- [Given request a]: Copy the records word for word, from their first line down to the line containing "26, 354, 48]", with both of those lines included.
···
The Case For Amgen

I have received a lot of questions in the past week regarding Amgen and am going to present the bull case on the stock. In order to present the bull case I want to first present the bear case. The Goldman Sachs analyst is the most bearish analyst of the major brokerage firms on Amgen with a sell rating and a $50 price target. These are the assumptions the Goldman analyst makes in arriving at his $50 price target:
  • The analyst uses a discounted cash flow model with a 10% weighted average cost of capital in order to come to his $50 price target. This means that the analyst assumes that an investor in Amgen requires a 10% a year return in order to invest in Amgen. In order to receive a 10% a year return the stock would need to be $50.
  • The analyst assumes that the $3 billion a year that Amgen spends on research and development yields nothing.
  • The analyst assumes that all of Amgen's drugs will have disappointing sales relative to expectations.
  • The analyst assumes that biosimilars will have a larger than expected effect on sales of Amgen's drugs.
This bearish analysis is exactly what makes me bullish on the stock. According to the biggest bear on the stock even if everything goes wrong, at $50 Amgen is priced to return 10% a year. If by some chance sales are not as bad as this analyst believes or the $3 billion a year in R&D yields something the return will be even greater. Making 10% a year is a worst case scenario that I can live with.
···
- [Given request b]: Carry on the piece about the bull case for Amgen, picking up right after its last sentence.
···
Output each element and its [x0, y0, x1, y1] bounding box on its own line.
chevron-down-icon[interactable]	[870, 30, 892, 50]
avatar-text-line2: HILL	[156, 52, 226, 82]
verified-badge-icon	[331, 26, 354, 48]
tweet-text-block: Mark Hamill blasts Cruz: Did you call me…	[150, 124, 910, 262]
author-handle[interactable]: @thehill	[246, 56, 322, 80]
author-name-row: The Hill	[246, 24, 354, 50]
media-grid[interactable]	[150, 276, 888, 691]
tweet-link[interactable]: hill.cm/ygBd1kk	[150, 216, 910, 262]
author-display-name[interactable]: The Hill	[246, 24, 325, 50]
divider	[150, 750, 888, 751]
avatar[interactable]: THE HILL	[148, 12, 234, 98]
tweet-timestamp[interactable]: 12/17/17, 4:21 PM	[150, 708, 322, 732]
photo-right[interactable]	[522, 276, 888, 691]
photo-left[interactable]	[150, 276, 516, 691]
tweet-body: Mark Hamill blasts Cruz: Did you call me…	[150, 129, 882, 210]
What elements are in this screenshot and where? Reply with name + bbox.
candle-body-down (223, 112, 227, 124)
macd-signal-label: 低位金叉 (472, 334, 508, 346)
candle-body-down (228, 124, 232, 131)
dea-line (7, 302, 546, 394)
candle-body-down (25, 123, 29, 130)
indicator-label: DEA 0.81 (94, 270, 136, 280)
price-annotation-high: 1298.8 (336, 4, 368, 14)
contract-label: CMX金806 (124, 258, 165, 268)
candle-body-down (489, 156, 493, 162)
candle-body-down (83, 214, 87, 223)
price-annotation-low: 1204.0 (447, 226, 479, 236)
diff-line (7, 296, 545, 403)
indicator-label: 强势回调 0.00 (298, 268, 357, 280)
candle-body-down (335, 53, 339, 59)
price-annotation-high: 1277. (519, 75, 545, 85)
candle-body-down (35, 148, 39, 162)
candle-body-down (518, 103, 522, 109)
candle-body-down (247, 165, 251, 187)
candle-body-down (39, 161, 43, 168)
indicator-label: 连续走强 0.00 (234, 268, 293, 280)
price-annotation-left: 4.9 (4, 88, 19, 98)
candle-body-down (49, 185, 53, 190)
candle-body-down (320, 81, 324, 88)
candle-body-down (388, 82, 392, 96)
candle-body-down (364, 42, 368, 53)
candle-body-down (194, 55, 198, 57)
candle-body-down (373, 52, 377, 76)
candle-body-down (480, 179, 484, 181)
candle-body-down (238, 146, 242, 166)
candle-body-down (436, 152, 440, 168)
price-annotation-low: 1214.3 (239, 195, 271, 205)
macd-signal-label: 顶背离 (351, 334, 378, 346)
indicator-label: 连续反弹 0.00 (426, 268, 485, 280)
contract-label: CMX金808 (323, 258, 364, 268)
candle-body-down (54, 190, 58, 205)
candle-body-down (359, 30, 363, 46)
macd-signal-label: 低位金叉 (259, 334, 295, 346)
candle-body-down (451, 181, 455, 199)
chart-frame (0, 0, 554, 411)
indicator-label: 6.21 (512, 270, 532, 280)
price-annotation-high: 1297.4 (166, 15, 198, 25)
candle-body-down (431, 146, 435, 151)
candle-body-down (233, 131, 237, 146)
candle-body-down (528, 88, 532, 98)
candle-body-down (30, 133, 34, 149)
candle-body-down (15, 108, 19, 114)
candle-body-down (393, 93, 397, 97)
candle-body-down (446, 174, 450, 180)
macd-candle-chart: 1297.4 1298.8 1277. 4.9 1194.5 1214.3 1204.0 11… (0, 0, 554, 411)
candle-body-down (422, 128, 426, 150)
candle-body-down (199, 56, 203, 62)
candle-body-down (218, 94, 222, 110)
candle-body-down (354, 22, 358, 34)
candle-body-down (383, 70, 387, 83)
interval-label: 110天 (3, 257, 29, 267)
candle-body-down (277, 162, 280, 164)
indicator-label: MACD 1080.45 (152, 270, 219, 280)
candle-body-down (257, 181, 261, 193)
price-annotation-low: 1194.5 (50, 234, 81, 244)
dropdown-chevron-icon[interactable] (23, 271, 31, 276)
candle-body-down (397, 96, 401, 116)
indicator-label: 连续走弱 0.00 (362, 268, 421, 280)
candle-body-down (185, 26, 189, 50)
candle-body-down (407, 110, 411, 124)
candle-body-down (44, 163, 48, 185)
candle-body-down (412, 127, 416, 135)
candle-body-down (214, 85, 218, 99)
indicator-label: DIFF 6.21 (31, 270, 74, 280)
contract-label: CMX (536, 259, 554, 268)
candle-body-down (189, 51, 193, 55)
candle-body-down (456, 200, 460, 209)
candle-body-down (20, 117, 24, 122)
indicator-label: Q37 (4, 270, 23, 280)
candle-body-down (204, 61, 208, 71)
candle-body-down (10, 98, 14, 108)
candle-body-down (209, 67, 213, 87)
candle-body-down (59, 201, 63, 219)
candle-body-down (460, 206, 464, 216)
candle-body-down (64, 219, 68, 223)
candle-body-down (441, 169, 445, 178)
···
- [Exercise result a]:
Output each element and its [x0, y0, x1, y1] bounding box on its own line.
chevron-down-icon[interactable]	[870, 30, 892, 50]
avatar-text-line2: HILL	[156, 52, 226, 82]
verified-badge-icon	[331, 26, 354, 48]

- [Exercise result b]:
Whenever I see a stock that looks attractive I always ask what's the catch. I seek out the bear case because in many cases when a stock looks cheap there is a good reason. In the case of Amgen I believe the company has challenges but that the stock price more than reflects these challenges.

6 comments:

Anonymous said...

OK, but doesn't the HUGE selloff at yesterday's close look bad ?

Tsachy Mishal said...

Bad in what sense? Bad for the stock or monkey business?

Anonymous said...

Bad for the stock, of course.
As you know, the stock market does not always reflect what's going on in the real world.
Yesterday's close showed some big player getting rid of a lot of stocks.
I don't know what it means for the future, but it sure is scary.

Tsachy Mishal said...

On Friday it looked great. Yesterday it looked terrible Buy high, sell low? I dont trade based on a bad close.

Anonymous said...

What is going to turn this stock around? Although they have an aging portfolio they do have cash and a new drug.

Given that I own this close to the all time highs I feel like this one stock is going to given to kids.

I have watched this company being steered slowly downward for almost 5 years and nothing to show for it.

Tsachy Mishal said...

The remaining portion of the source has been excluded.